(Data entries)
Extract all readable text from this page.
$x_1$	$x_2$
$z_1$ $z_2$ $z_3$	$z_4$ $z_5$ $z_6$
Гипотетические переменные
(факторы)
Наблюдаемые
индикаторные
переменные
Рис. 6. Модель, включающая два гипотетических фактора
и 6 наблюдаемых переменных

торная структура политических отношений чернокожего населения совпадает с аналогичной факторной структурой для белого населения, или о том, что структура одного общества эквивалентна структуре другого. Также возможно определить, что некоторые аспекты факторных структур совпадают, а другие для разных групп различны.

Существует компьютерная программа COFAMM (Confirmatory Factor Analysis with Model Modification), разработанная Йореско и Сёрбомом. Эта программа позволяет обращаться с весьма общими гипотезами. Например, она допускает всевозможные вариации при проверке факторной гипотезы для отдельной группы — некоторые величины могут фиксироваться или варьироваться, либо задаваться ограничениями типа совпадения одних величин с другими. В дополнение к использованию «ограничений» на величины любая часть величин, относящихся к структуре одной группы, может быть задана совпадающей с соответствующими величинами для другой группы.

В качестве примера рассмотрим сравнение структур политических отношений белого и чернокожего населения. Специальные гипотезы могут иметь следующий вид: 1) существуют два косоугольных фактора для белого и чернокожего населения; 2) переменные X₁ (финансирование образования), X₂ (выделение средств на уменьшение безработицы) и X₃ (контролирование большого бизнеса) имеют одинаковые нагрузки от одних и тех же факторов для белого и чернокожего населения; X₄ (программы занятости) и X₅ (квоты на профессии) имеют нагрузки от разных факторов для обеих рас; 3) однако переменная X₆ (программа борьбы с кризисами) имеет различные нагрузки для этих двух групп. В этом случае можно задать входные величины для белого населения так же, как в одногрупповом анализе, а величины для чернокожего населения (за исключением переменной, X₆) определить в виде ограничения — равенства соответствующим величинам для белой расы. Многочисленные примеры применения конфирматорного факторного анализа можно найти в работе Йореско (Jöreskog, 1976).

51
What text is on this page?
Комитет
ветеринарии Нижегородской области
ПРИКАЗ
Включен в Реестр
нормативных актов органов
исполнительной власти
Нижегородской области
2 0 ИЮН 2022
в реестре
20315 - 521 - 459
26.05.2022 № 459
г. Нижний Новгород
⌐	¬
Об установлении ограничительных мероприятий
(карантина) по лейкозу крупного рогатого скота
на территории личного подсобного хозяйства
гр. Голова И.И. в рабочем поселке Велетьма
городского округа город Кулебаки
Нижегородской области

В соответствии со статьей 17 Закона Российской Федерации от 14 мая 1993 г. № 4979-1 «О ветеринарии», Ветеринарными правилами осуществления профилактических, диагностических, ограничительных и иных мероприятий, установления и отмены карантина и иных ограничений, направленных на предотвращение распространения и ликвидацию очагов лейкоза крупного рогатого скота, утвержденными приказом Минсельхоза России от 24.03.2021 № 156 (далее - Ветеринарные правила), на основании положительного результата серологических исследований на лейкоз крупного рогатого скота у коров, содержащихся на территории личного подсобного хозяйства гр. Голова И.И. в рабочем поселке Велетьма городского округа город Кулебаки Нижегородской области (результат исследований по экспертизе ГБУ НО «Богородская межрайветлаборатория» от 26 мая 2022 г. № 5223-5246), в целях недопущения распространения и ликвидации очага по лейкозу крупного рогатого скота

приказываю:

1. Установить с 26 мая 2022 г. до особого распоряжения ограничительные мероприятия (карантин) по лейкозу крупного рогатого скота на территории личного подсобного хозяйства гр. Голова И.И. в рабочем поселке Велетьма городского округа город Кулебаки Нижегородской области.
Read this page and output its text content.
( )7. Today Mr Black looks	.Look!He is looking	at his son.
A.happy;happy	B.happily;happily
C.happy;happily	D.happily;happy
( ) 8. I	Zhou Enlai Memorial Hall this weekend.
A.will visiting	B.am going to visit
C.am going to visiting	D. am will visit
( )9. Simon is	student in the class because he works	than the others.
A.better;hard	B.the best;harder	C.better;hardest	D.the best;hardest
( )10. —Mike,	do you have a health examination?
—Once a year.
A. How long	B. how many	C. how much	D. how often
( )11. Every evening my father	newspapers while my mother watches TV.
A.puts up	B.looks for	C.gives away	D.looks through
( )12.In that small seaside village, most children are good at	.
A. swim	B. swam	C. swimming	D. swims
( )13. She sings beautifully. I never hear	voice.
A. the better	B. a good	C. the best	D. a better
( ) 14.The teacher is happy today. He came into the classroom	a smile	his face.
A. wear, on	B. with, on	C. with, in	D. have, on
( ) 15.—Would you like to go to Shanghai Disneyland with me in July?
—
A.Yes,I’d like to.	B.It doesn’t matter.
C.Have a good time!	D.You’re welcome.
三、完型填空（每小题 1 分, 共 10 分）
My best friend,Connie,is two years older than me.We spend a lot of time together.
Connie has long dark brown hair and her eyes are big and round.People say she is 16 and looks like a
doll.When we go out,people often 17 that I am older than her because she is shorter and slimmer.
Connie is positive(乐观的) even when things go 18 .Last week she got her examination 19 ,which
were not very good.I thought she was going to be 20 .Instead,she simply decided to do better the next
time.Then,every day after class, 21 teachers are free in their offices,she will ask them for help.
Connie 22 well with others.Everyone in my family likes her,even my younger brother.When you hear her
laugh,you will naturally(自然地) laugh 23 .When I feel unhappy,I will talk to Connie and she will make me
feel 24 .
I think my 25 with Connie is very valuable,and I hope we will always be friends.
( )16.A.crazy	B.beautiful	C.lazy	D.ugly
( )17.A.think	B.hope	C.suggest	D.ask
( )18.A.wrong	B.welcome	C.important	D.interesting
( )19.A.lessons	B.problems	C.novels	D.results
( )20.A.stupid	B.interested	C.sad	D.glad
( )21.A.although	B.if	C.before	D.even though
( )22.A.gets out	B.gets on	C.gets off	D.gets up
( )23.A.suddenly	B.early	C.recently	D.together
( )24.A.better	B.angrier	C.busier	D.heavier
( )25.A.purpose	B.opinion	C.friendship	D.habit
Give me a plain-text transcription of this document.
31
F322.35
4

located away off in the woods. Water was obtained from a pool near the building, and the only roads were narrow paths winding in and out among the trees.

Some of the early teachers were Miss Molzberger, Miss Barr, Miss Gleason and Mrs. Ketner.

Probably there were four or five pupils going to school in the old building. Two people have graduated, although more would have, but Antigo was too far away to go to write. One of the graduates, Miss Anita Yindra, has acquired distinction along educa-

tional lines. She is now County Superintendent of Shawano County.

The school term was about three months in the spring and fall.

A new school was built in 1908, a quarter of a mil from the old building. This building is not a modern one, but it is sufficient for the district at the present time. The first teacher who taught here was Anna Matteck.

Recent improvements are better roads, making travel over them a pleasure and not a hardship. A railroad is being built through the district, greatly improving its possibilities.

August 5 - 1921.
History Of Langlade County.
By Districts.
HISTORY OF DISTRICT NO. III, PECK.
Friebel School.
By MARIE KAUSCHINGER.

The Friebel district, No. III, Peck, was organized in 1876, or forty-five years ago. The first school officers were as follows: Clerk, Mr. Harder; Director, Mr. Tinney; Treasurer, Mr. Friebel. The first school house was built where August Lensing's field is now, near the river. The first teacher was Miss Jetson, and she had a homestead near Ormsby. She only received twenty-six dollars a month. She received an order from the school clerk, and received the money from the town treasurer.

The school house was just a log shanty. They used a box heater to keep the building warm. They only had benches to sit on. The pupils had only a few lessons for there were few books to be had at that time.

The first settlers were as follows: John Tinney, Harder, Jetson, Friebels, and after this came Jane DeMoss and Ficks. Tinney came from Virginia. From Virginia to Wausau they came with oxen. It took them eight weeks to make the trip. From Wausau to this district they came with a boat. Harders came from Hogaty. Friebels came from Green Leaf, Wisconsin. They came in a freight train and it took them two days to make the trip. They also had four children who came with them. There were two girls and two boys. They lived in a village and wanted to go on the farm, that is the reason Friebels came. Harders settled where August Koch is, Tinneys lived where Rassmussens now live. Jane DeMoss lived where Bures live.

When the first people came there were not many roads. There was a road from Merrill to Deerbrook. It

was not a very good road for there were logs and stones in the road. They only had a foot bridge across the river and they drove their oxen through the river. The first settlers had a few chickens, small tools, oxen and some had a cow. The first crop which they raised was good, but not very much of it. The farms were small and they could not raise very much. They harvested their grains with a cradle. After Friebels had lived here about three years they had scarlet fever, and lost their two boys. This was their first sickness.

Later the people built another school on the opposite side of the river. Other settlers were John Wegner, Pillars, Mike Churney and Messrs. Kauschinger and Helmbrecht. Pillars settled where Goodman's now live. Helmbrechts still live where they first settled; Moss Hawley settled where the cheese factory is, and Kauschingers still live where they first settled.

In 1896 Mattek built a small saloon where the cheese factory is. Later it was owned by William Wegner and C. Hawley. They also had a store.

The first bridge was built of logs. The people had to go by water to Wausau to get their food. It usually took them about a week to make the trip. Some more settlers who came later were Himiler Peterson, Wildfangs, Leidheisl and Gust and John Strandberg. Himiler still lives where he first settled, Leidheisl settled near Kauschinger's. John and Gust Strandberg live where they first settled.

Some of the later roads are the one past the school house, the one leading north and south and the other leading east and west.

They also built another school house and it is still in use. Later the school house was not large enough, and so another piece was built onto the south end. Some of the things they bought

● Instruction
Your task is to list each line of the records with the word "small".

● The response
( )12.In that small seaside village, most children are good at	.
was not a very good road for there were logs and stones in the road. They only had a foot bridge across the river and they drove their oxen through the river. The first settlers had a few chickens, small tools, oxen and some had a cow. The first crop which they raised was good, but not very much of it. The farms were small and they could not raise very much. They harvested their grains with a cradle. After Friebels had lived here about three years they had scarlet fever, and lost their two boys. This was their first sickness.
In 1896 Mattek built a small saloon where the cheese factory is. Later it was owned by William Wegner and C. Hawley. They also had a store.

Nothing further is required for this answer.